* Challenge:
State how many lines in the entries below contain "dirigí". Write nothing but the number.

* Stored records:
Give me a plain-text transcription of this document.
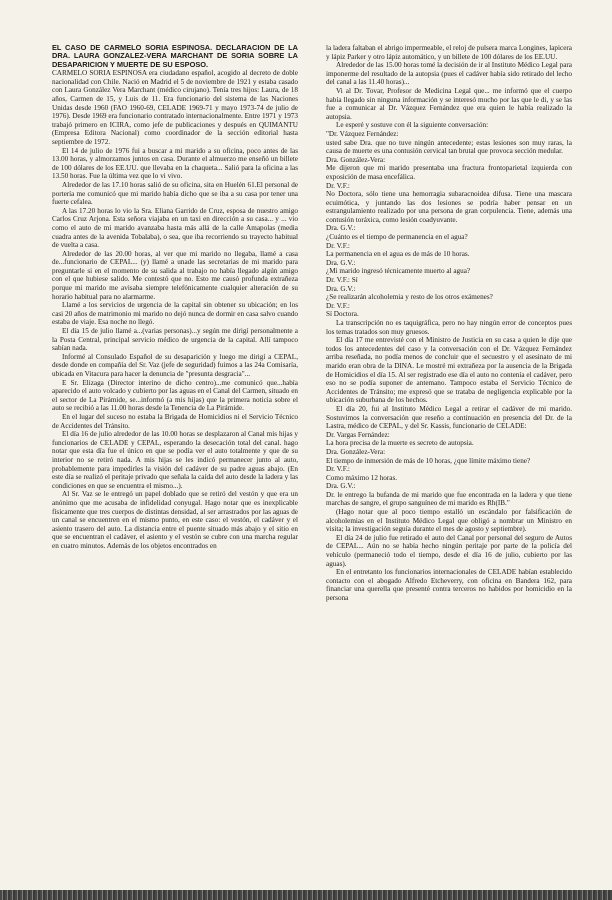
EL CASO DE CARMELO SORIA ESPINOSA. DECLARACION DE LA DRA. LAURA GONZALEZ-VERA MARCHANT DE SORIA SOBRE LA DESAPARICION Y MUERTE DE SU ESPOSO.

CARMELO SORIA ESPINOSA era ciudadano español, acogido al decreto de doble nacionalidad con Chile. Nació en Madrid el 5 de noviembre de 1921 y estaba casado con Laura González Vera Marchant (médico cirujano). Tenía tres hijos: Laura, de 18 años, Carmen de 15, y Luis de 11. Era funcionario del sistema de las Naciones Unidas desde 1960 (FAO 1960-69, CELADE 1969-71 y mayo 1973-74 de julio de 1976). Desde 1969 era funcionario contratado internacionalmente. Entre 1971 y 1973 trabajó primero en ICIRA, como jefe de publicaciones y después en QUIMANTU (Empresa Editora Nacional) como coordinador de la sección editorial hasta septiembre de 1972.

El 14 de julio de 1976 fui a buscar a mi marido a su oficina, poco antes de las 13.00 horas, y almorzamos juntos en casa. Durante el almuerzo me enseñó un billete de 100 dólares de los EE.UU. que llevaba en la chaqueta... Salió para la oficina a las 13.50 horas. Fue la última vez que lo vi vivo.

Alrededor de las 17.10 horas salió de su oficina, sita en Huelén 61.El personal de portería me comunicó que mi marido había dicho que se iba a su casa por tener una fuerte cefalea.

A las 17.20 horas lo vio la Sra. Eliana Garrido de Cruz, esposa de nuestro amigo Carlos Cruz Arjona. Esta señora viajaba en un taxi en dirección a su casa... y ... vio como el auto de mi marido avanzaba hasta más allá de la calle Amapolas (media cuadra antes de la avenida Tobalaba), o sea, que iba recorriendo su trayecto habitual de vuelta a casa.

Alrededor de las 20.00 horas, al ver que mi marido no llegaba, llamé a casa de...funcionario de CEPAL... (y) llamé a unade las secretarias de mi marido para preguntarle si en el momento de su salida al trabajo no había llegado algún amigo con el que hubiese salido. Me contestó que no. Esto me causó profunda extrañeza porque mi marido me avisaba siempre telefónicamente cualquier alteración de su horario habitual para no alarmarme.

Llamé a los servicios de urgencia de la capital sin obtener su ubicación; en los casi 20 años de matrimonio mi marido no dejó nunca de dormir en casa salvo cuando estaba de viaje. Esa noche no llegó.

El día 15 de julio llamé a...(varias personas)...y según me dirigí personalmente a la Posta Central, principal servicio médico de urgencia de la capital. Allí tampoco sabían nada.

Informé al Consulado Español de su desaparición y luego me dirigí a CEPAL, desde donde en compañía del Sr. Vaz (jefe de seguridad) fuimos a las 24a Comisaría, ubicada en Vitacura para hacer la denuncia de "presunta desgracia"...

E Sr. Elizaga (Director interino de dicho centro)...me comunicó que...había aparecido el auto volcado y cubierto por las aguas en el Canal del Carmen, situado en el sector de La Pirámide, se...informó (a mis hijas) que la primera noticia sobre el auto se recibió a las 11.00 horas desde la Tenencia de La Pirámide.

En el lugar del suceso no estaba la Brigada de Homicidios ni el Servicio Técnico de Accidentes del Tránsito.

El día 16 de julio alrededor de las 10.00 horas se desplazaron al Canal mis hijas y funcionarios de CELADE y CEPAL, esperando la desecación total del canal. hago notar que esta día fue el único en que se podía ver el auto totalmente y que de su interior no se retiró nada. A mis hijas se les indicó permanecer junto al auto, probablemente para impedirles la visión del cadáver de su padre aguas abajo. (En este día se realizó el peritaje privado que señala la caída del auto desde la ladera y las condiciones en que se encuentra el mismo...).

Al Sr. Vaz se le entregó un papel doblado que se retiró del vestón y que era un anónimo que me acusaba de infidelidad conyugal. Hago notar que es inexplicable físicamente que tres cuerpos de distintas densidad, al ser arrastrados por las aguas de un canal se encuentren en el mismo punto, en este caso: el vestón, el cadáver y el asiento trasero del auto. La distancia entre el puente situado más abajo y el sitio en que se encuentran el cadáver, el asiento y el vestón se cubre con una marcha regular en cuatro minutos. Además de los objetos encontrados en

la ladera faltaban el abrigo impermeable, el reloj de pulsera marca Longines, lapicera y lápiz Parker y otro lápiz automático, y un billete de 100 dólares de los EE.UU.

Alrededor de las 15.00 horas tomé la decisión de ir al Instituto Médico Legal para imponerme del resultado de la autopsia (pues el cadáver había sido retirado del lecho del canal a las 11.40 horas)...

Vi al Dr. Tovar, Profesor de Medicina Legal que... me informó que el cuerpo había llegado sin ninguna información y se interesó mucho por las que le di, y se las fue a comunicar al Dr. Vázquez Fernández que era quien le había realizado la autopsia.

Le esperé y sostuve con él la siguiente conversación:

"Dr. Vázquez Fernández:

usted sabe Dra. que no tuve ningún antecedente; estas lesiones son muy raras, la causa de muerte es una contusión cervical tan brutal que provoca sección medular.

Dra. González-Vera:

Me dijeron que mi marido presentaba una fractura frontoparietal izquierda con exposición de masa encefálica.

Dr. V.F.:

No Doctora, sólo tiene una hemorragia subaracnoidea difusa. Tiene una mascara ecuimótica, y juntando las dos lesiones se podría haber pensar en un estrangulamiento realizado por una persona de gran corpulencia. Tiene, además una contusión toráxica, como lesión coadyuvante.

Dra. G.V.:

¿Cuánto es el tiempo de permanencia en el agua?

Dr. V.F.:

La permanencia en el agua es de más de 10 horas.

Dra. G.V.:

¿Mi marido ingresó técnicamente muerto al agua?

Dr. V.F.: Sí

Dra. G.V.:

¿Se realizarán alcoholemia y resto de los otros exámenes?

Dr. V.F.:

Sí Doctora.

La transcripción no es taquigráfica, pero no hay ningún error de conceptos pues los temas tratados son muy gruesos.

El día 17 me entrevisté con el Ministro de Justicia en su casa a quien le dije que todos los antecedentes del caso y la conversación con el Dr. Vázquez Fernández arriba reseñada, no podía menos de concluir que el secuestro y el asesinato de mi marido eran obra de la DINA. Le mostré mi extrañeza por la ausencia de la Brigada de Homicidios el día 15. Al ser registrado ese día el auto no contenía el cadáver, pero eso no se podía suponer de antemano. Tampoco estaba el Servicio Técnico de Accidentes de Tránsito; me expresó que se trataba de negligencia explicable por la ubicación suburbana de los hechos.

El día 20, fui al Instituto Médico Legal a retirar el cadáver de mi marido. Sostuvimos la conversación que reseño a continuación en presencia del Dr. de la Lastra, médico de CEPAL, y del Sr. Kassis, funcionario de CELADE:

Dr. Vargas Fernández:

La hora precisa de la muerte es secreto de autopsia.

Dra. González-Vera:

El tiempo de inmersión de más de 10 horas, ¿que límite máximo tiene?

Dr. V.F.:

Como máximo 12 horas.

Dra. G.V.:

Dr. le entrego la bufanda de mi marido que fue encontrada en la ladera y que tiene marchas de sangre, el grupo sanguíneo de mi marido es Rh(IB."

(Hago notar que al poco tiempo estalló un escándalo por falsificación de alcoholemias en el Instituto Médico Legal que obligó a nombrar un Ministro en visita; la investigación seguía durante el mes de agosto y septiembre).

El día 24 de julio fue retirado el auto del Canal por personal del seguro de Autos de CEPAL... Aún no se había hecho ningún peritaje por parte de la policía del vehículo (permaneció todo el tiempo, desde el día 16 de julio, cubierto por las aguas).

En el entretanto los funcionarios internacionales de CELADE habían establecido contacto con el abogado Alfredo Etcheverry, con oficina en Bandera 162, para financiar una querella que presenté contra terceros no habidos por homicidio en la persona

* Result for this task:
2